==== Data excerpts ====

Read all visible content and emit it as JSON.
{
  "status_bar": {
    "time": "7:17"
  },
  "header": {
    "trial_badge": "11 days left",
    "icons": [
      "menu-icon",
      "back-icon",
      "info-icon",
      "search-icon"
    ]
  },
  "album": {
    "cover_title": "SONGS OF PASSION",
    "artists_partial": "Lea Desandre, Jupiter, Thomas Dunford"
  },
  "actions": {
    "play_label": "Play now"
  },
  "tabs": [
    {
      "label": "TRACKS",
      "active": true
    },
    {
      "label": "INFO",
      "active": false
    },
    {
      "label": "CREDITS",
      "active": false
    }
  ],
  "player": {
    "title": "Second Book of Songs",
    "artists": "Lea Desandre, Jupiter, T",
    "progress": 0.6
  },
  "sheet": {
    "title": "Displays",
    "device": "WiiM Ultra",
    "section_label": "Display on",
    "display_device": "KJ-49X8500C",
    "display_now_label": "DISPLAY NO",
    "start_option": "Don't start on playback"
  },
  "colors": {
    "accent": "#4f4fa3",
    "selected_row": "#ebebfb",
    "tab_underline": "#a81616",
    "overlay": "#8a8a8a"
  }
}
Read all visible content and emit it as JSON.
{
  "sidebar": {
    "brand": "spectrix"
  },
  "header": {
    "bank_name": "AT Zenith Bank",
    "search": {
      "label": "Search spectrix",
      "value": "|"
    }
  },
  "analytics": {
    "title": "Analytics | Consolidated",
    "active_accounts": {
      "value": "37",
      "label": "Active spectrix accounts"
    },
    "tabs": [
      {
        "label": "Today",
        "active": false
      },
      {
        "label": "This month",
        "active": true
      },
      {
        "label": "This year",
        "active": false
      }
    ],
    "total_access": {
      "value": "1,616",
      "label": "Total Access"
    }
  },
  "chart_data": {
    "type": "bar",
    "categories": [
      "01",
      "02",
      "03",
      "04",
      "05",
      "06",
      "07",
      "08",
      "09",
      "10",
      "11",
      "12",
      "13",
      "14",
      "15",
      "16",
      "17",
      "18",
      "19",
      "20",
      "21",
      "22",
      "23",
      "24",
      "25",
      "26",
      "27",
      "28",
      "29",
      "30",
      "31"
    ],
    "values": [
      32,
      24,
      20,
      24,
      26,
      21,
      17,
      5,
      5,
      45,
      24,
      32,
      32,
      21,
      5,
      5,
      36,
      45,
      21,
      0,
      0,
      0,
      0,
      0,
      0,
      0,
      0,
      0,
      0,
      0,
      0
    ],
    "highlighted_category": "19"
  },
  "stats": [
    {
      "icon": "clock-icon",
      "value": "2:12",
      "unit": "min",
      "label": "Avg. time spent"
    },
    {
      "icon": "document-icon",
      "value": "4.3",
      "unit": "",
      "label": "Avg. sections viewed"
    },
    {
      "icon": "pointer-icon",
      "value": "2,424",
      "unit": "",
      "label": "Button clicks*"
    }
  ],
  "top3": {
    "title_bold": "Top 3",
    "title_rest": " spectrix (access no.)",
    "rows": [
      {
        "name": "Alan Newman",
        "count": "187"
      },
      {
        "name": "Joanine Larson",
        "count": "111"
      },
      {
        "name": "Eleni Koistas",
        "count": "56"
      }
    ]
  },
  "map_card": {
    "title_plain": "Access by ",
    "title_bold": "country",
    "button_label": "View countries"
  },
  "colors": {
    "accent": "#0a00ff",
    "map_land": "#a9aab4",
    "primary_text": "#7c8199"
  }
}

====

*Requirement*: Your task is to give the records above again, exactly.

*Worked solution*:
Read all visible content and emit it as JSON.
{
  "status_bar": {
    "time": "7:17"
  },
  "header": {
    "trial_badge": "11 days left",
    "icons": [
      "menu-icon",
      "back-icon",
      "info-icon",
      "search-icon"
    ]
  },
  "album": {
    "cover_title": "SONGS OF PASSION",
    "artists_partial": "Lea Desandre, Jupiter, Thomas Dunford"
  },
  "actions": {
    "play_label": "Play now"
  },
  "tabs": [
    {
      "label": "TRACKS",
      "active": true
    },
    {
      "label": "INFO",
      "active": false
    },
    {
      "label": "CREDITS",
      "active": false
    }
  ],
  "player": {
    "title": "Second Book of Songs",
    "artists": "Lea Desandre, Jupiter, T",
    "progress": 0.6
  },
  "sheet": {
    "title": "Displays",
    "device": "WiiM Ultra",
    "section_label": "Display on",
    "display_device": "KJ-49X8500C",
    "display_now_label": "DISPLAY NO",
    "start_option": "Don't start on playback"
  },
  "colors": {
    "accent": "#4f4fa3",
    "selected_row": "#ebebfb",
    "tab_underline": "#a81616",
    "overlay": "#8a8a8a"
  }
}
Read all visible content and emit it as JSON.
{
  "sidebar": {
    "brand": "spectrix"
  },
  "header": {
    "bank_name": "AT Zenith Bank",
    "search": {
      "label": "Search spectrix",
      "value": "|"
    }
  },
  "analytics": {
    "title": "Analytics | Consolidated",
    "active_accounts": {
      "value": "37",
      "label": "Active spectrix accounts"
    },
    "tabs": [
      {
        "label": "Today",
        "active": false
      },
      {
        "label": "This month",
        "active": true
      },
      {
        "label": "This year",
        "active": false
      }
    ],
    "total_access": {
      "value": "1,616",
      "label": "Total Access"
    }
  },
  "chart_data": {
    "type": "bar",
    "categories": [
      "01",
      "02",
      "03",
      "04",
      "05",
      "06",
      "07",
      "08",
      "09",
      "10",
      "11",
      "12",
      "13",
      "14",
      "15",
      "16",
      "17",
      "18",
      "19",
      "20",
      "21",
      "22",
      "23",
      "24",
      "25",
      "26",
      "27",
      "28",
      "29",
      "30",
      "31"
    ],
    "values": [
      32,
      24,
      20,
      24,
      26,
      21,
      17,
      5,
      5,
      45,
      24,
      32,
      32,
      21,
      5,
      5,
      36,
      45,
      21,
      0,
      0,
      0,
      0,
      0,
      0,
      0,
      0,
      0,
      0,
      0,
      0
    ],
    "highlighted_category": "19"
  },
  "stats": [
    {
      "icon": "clock-icon",
      "value": "2:12",
      "unit": "min",
      "label": "Avg. time spent"
    },
    {
      "icon": "document-icon",
      "value": "4.3",
      "unit": "",
      "label": "Avg. sections viewed"
    },
    {
      "icon": "pointer-icon",
      "value": "2,424",
      "unit": "",
      "label": "Button clicks*"
    }
  ],
  "top3": {
    "title_bold": "Top 3",
    "title_rest": " spectrix (access no.)",
    "rows": [
      {
        "name": "Alan Newman",
        "count": "187"
      },
      {
        "name": "Joanine Larson",
        "count": "111"
      },
      {
        "name": "Eleni Koistas",
        "count": "56"
      }
    ]
  },
  "map_card": {
    "title_plain": "Access by ",
    "title_bold": "country",
    "button_label": "View countries"
  },
  "colors": {
    "accent": "#0a00ff",
    "map_land": "#a9aab4",
    "primary_text": "#7c8199"
  }
}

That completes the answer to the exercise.